What needs to be done: Below are records; count the lines in them that hold "code" and give only the count.

◆ ◆ ◆

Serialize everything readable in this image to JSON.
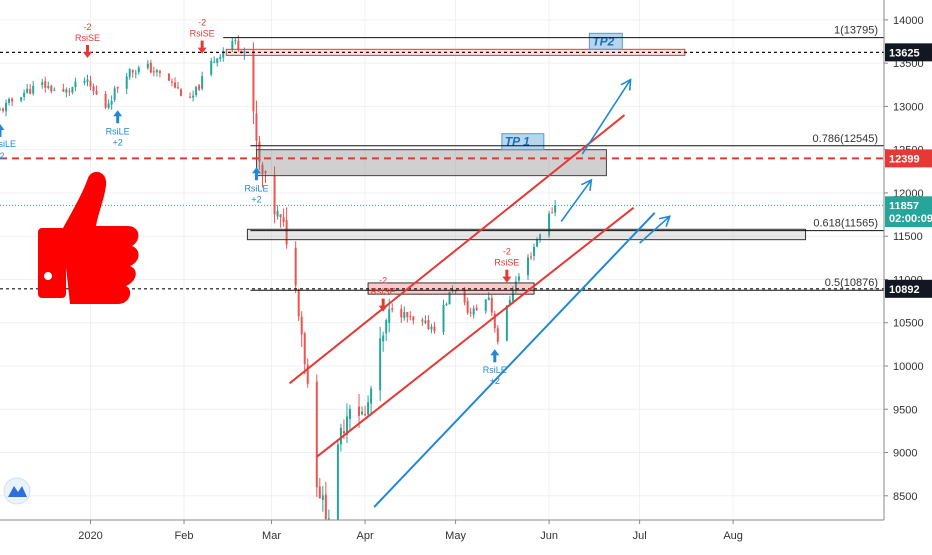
{
  "chart_data": {
    "type": "candlestick",
    "instrument_note": "",
    "y_axis": {
      "ticks": [
        8500,
        9000,
        9500,
        10000,
        10500,
        11000,
        11500,
        12000,
        12500,
        13000,
        13500,
        14000
      ],
      "tick_labels": [
        "8500",
        "9000",
        "9500",
        "10000",
        "10500",
        "11000",
        "11500",
        "12000",
        "12500",
        "13000",
        "13500",
        "14000"
      ],
      "range": [
        8220,
        14230
      ]
    },
    "x_axis": {
      "labels": [
        "2020",
        "Feb",
        "Mar",
        "Apr",
        "May",
        "Jun",
        "Jul",
        "Aug"
      ],
      "range": [
        "2019-12-02",
        "2020-09-20"
      ],
      "label_dates": [
        "2020-01-01",
        "2020-02-01",
        "2020-03-01",
        "2020-04-01",
        "2020-05-01",
        "2020-06-01",
        "2020-07-01",
        "2020-08-01"
      ]
    },
    "price_tags": [
      {
        "label": "13625",
        "value": 13625,
        "style": "dark"
      },
      {
        "label": "12399",
        "value": 12399,
        "style": "red"
      },
      {
        "label": "11857",
        "value": 11857,
        "style": "teal"
      },
      {
        "label": "02:00:09",
        "value": 11710,
        "style": "teal"
      },
      {
        "label": "10892",
        "value": 10892,
        "style": "dark"
      }
    ],
    "fib_levels": [
      {
        "label": "1(13795)",
        "value": 13795
      },
      {
        "label": "0.786(12545)",
        "value": 12545
      },
      {
        "label": "0.618(11565)",
        "value": 11565
      },
      {
        "label": "0.5(10876)",
        "value": 10876
      }
    ],
    "zones": [
      {
        "label": "TP2",
        "from": 13590,
        "to": 13660
      },
      {
        "label": "TP 1",
        "from": 12200,
        "to": 12500
      },
      {
        "label": "",
        "from": 11460,
        "to": 11580
      },
      {
        "label": "",
        "from": 10830,
        "to": 10960
      }
    ],
    "signals": [
      {
        "type": "RsiSE",
        "value": "-2",
        "date": "2019-12-31"
      },
      {
        "type": "RsiLE",
        "value": "+2",
        "date": "2020-01-10"
      },
      {
        "type": "RsiSE",
        "value": "-2",
        "date": "2020-02-07"
      },
      {
        "type": "RsiLE",
        "value": "+2",
        "date": "2020-02-25"
      },
      {
        "type": "RsiSE",
        "value": "-2",
        "date": "2020-04-07"
      },
      {
        "type": "RsiSE",
        "value": "-2",
        "date": "2020-05-18"
      },
      {
        "type": "RsiLE",
        "value": "+2",
        "date": "2020-05-14"
      }
    ],
    "signal_partial_labels": [
      "RsiLE",
      "2"
    ],
    "price_path": [
      [
        "2019-12-02",
        12950
      ],
      [
        "2019-12-09",
        13150
      ],
      [
        "2019-12-16",
        13250
      ],
      [
        "2019-12-23",
        13150
      ],
      [
        "2019-12-30",
        13300
      ],
      [
        "2020-01-06",
        13000
      ],
      [
        "2020-01-13",
        13400
      ],
      [
        "2020-01-20",
        13450
      ],
      [
        "2020-01-27",
        13300
      ],
      [
        "2020-02-03",
        13050
      ],
      [
        "2020-02-10",
        13500
      ],
      [
        "2020-02-17",
        13760
      ],
      [
        "2020-02-21",
        13650
      ],
      [
        "2020-02-26",
        12300
      ],
      [
        "2020-03-02",
        11800
      ],
      [
        "2020-03-06",
        11500
      ],
      [
        "2020-03-10",
        10700
      ],
      [
        "2020-03-13",
        9800
      ],
      [
        "2020-03-16",
        8700
      ],
      [
        "2020-03-18",
        8400
      ],
      [
        "2020-03-20",
        8300
      ],
      [
        "2020-03-24",
        9200
      ],
      [
        "2020-03-27",
        9600
      ],
      [
        "2020-04-01",
        9400
      ],
      [
        "2020-04-06",
        10200
      ],
      [
        "2020-04-10",
        10700
      ],
      [
        "2020-04-17",
        10500
      ],
      [
        "2020-04-24",
        10450
      ],
      [
        "2020-04-30",
        10900
      ],
      [
        "2020-05-06",
        10600
      ],
      [
        "2020-05-12",
        10800
      ],
      [
        "2020-05-15",
        10300
      ],
      [
        "2020-05-20",
        10900
      ],
      [
        "2020-05-26",
        11300
      ],
      [
        "2020-05-29",
        11550
      ],
      [
        "2020-06-03",
        11857
      ]
    ]
  }
}
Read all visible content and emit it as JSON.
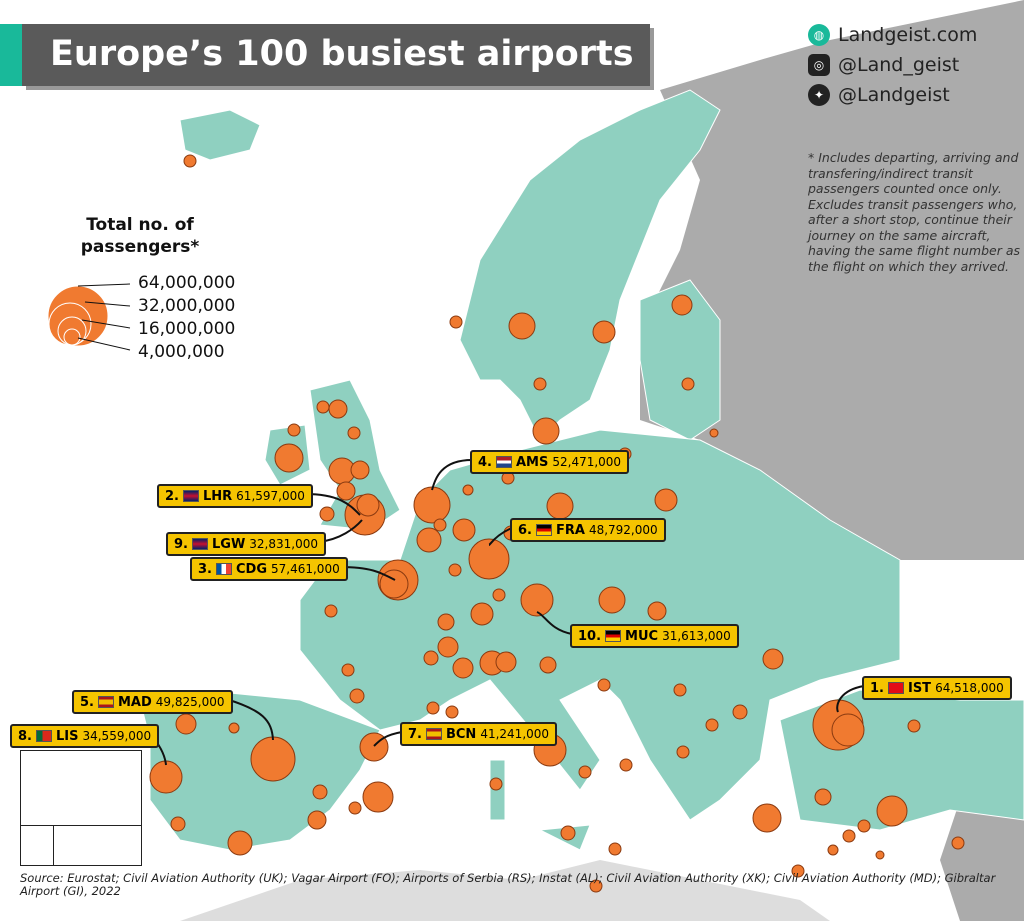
{
  "title": "Europe’s 100 busiest airports",
  "social": {
    "website": "Landgeist.com",
    "instagram": "@Land_geist",
    "twitter": "@Landgeist"
  },
  "footnote": "* Includes departing, arriving and transfering/indirect transit passengers counted once only. Excludes transit passengers who, after a short stop, continue their journey on the same aircraft, having the same flight number as the flight on which they arrived.",
  "legend": {
    "title": "Total no. of passengers*",
    "values": [
      "64,000,000",
      "32,000,000",
      "16,000,000",
      "4,000,000"
    ]
  },
  "top10": [
    {
      "rank": "1.",
      "code": "IST",
      "passengers": "64,518,000",
      "flag": "turkey"
    },
    {
      "rank": "2.",
      "code": "LHR",
      "passengers": "61,597,000",
      "flag": "uk"
    },
    {
      "rank": "3.",
      "code": "CDG",
      "passengers": "57,461,000",
      "flag": "france"
    },
    {
      "rank": "4.",
      "code": "AMS",
      "passengers": "52,471,000",
      "flag": "netherlands"
    },
    {
      "rank": "5.",
      "code": "MAD",
      "passengers": "49,825,000",
      "flag": "spain"
    },
    {
      "rank": "6.",
      "code": "FRA",
      "passengers": "48,792,000",
      "flag": "germany"
    },
    {
      "rank": "7.",
      "code": "BCN",
      "passengers": "41,241,000",
      "flag": "spain"
    },
    {
      "rank": "8.",
      "code": "LIS",
      "passengers": "34,559,000",
      "flag": "portugal"
    },
    {
      "rank": "9.",
      "code": "LGW",
      "passengers": "32,831,000",
      "flag": "uk"
    },
    {
      "rank": "10.",
      "code": "MUC",
      "passengers": "31,613,000",
      "flag": "germany"
    }
  ],
  "source": "Source: Eurostat; Civil Aviation Authority (UK); Vagar Airport (FO); Airports of Serbia (RS); Instat (AL); Civil Aviation Authority (XK); Civil Aviation Authority (MD); Gibraltar Airport (GI), 2022",
  "colors": {
    "land": "#8fd0c0",
    "outside": "#ababab",
    "bubble": "#f07a30",
    "label": "#f5c400",
    "accent": "#19b99a"
  }
}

◆ ◆ ◆

Written answer: 10